# TASK TO CARRY OUT
Answer these questions from the partnership division text.
1. Under which section must the divided partnership be a continuing partnership?
2. What do the partners receive in exchange for contributing the distributed assets to a recipient partnership?
3. For the form to be respected for transfers to a particular recipient partnership, who must the transferred assets be distributed to and then contributed by?

# TEXT BLOCK

= = = = =

Despite the partners' transitory ownership of some of the prior 
partnership's assets, the form of a partnership division will be 
respected for Federal income tax purposes if the divided partnership 
(which, pursuant to Sec. 1.708-1(d)(4)(i), must be a continuing 
partnership) distributes certain assets (in a manner that causes the 
partners to be treated, under the laws of the applicable jurisdiction, 
as the owners of such assets) to some or all of its partners in partial 
or complete liquidation of the partners' interests in the divided 
partnership, and immediately thereafter, such partners contribute the 
distributed assets to a recipient partnership or partnerships in 
exchange for interests in such recipient partnership or partnerships. In 
order for such form to be respected for transfers to a particular 
recipient partnership, all assets held by the prior partnership that are 
transferred to the recipient partnership must be distributed to, and 
then contributed by, the partners of the recipient partnership.

= = = = =

# PROVIDED DATA

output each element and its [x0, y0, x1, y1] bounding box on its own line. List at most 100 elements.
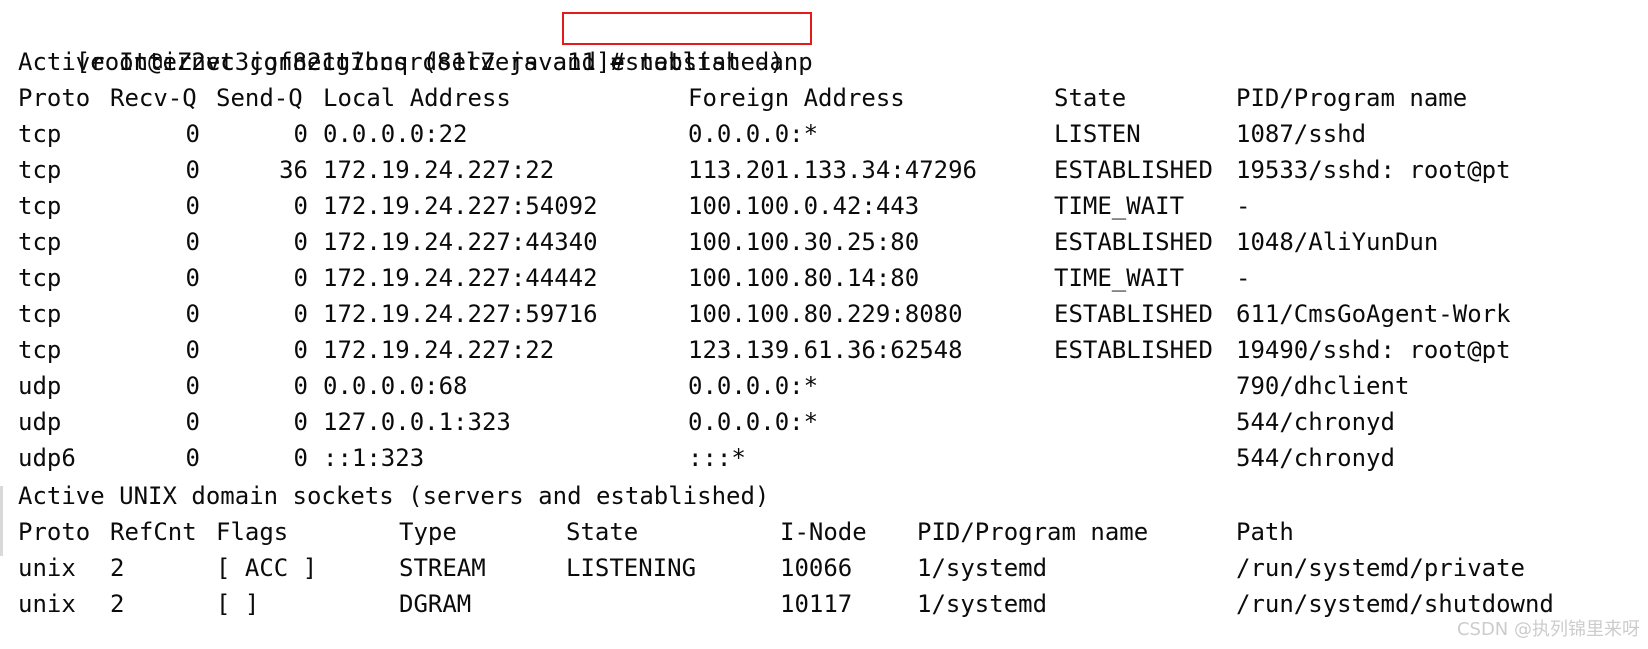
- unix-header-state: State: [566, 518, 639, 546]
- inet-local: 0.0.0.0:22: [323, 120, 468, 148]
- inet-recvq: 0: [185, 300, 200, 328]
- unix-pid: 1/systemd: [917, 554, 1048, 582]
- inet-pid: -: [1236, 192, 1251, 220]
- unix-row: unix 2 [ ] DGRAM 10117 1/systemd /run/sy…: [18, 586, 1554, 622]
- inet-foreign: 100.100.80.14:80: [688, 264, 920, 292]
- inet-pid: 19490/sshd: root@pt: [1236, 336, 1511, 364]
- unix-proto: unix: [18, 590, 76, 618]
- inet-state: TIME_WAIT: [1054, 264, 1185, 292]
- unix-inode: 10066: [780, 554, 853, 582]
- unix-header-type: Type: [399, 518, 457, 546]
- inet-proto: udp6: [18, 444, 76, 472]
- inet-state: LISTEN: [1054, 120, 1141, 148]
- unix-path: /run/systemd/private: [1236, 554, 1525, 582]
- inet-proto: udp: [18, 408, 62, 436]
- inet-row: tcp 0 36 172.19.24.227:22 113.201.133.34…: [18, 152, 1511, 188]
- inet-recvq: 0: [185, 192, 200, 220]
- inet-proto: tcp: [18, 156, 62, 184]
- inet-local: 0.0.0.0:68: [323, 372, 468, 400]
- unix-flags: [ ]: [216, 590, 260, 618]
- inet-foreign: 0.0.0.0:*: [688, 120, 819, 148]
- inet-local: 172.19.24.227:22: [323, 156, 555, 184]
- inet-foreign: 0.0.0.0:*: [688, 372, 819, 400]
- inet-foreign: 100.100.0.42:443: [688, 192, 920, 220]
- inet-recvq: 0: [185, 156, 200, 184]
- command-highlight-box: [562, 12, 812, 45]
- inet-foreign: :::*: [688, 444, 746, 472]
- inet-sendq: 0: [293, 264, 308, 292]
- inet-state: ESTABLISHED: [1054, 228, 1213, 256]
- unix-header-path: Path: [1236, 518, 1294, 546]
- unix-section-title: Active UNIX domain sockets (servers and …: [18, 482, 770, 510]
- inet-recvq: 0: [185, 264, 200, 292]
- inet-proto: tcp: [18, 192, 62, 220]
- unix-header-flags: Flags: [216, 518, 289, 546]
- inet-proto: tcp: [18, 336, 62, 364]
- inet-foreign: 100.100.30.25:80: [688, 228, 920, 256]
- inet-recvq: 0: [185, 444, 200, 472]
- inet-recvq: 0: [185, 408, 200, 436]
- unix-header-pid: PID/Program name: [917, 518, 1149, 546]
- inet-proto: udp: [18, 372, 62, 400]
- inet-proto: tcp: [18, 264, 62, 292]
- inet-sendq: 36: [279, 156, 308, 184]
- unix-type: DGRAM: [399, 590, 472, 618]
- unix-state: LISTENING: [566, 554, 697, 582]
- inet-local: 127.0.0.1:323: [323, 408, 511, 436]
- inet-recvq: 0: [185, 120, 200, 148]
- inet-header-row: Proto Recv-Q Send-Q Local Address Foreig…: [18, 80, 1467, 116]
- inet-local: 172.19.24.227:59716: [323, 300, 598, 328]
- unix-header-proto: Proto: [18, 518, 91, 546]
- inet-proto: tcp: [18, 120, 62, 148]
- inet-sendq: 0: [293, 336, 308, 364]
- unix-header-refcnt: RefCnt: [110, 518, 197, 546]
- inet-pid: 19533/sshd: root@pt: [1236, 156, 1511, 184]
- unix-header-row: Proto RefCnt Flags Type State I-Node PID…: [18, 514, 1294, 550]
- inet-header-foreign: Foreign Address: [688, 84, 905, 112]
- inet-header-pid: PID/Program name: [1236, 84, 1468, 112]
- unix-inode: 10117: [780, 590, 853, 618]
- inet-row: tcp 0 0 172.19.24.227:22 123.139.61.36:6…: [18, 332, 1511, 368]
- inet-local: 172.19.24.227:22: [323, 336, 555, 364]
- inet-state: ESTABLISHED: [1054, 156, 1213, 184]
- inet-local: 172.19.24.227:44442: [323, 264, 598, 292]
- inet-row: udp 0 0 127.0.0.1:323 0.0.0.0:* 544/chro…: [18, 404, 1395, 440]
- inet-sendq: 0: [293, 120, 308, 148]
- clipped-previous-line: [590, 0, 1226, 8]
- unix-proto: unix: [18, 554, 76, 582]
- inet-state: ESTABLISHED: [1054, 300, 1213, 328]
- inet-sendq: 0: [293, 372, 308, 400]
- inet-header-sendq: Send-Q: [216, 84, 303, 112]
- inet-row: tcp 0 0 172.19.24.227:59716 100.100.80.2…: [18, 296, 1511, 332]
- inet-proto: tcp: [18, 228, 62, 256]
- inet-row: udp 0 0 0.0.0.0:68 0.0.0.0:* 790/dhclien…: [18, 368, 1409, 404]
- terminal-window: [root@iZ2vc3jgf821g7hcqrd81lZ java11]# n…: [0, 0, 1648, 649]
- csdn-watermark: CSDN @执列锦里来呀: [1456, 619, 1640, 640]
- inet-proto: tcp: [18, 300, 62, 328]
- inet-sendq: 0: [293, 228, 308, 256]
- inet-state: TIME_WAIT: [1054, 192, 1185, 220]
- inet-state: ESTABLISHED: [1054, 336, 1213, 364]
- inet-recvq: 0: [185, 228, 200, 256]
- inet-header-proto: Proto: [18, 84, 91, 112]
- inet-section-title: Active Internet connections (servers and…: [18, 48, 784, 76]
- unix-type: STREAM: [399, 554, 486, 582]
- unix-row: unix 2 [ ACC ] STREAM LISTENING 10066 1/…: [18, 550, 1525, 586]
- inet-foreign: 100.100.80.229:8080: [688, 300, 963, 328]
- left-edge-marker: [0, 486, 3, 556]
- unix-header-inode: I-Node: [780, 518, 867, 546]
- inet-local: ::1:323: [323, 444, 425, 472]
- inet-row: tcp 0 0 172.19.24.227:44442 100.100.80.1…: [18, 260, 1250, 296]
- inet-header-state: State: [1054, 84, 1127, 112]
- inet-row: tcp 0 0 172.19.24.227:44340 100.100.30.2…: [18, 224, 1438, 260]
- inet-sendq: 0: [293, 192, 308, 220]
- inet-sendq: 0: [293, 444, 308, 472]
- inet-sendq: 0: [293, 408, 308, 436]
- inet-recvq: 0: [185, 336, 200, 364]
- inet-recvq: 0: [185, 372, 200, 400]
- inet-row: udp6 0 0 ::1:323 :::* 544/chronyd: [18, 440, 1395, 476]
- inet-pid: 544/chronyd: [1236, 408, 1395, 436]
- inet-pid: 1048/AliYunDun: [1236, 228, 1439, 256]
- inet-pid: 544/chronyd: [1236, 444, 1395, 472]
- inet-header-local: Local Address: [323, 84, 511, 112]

= = = = =

# WORKED SOLUTION
1. Sec. 1.708-1(d)(4)(i).
2. Interests in the recipient partnership or partnerships.
3. The partners of the recipient partnership.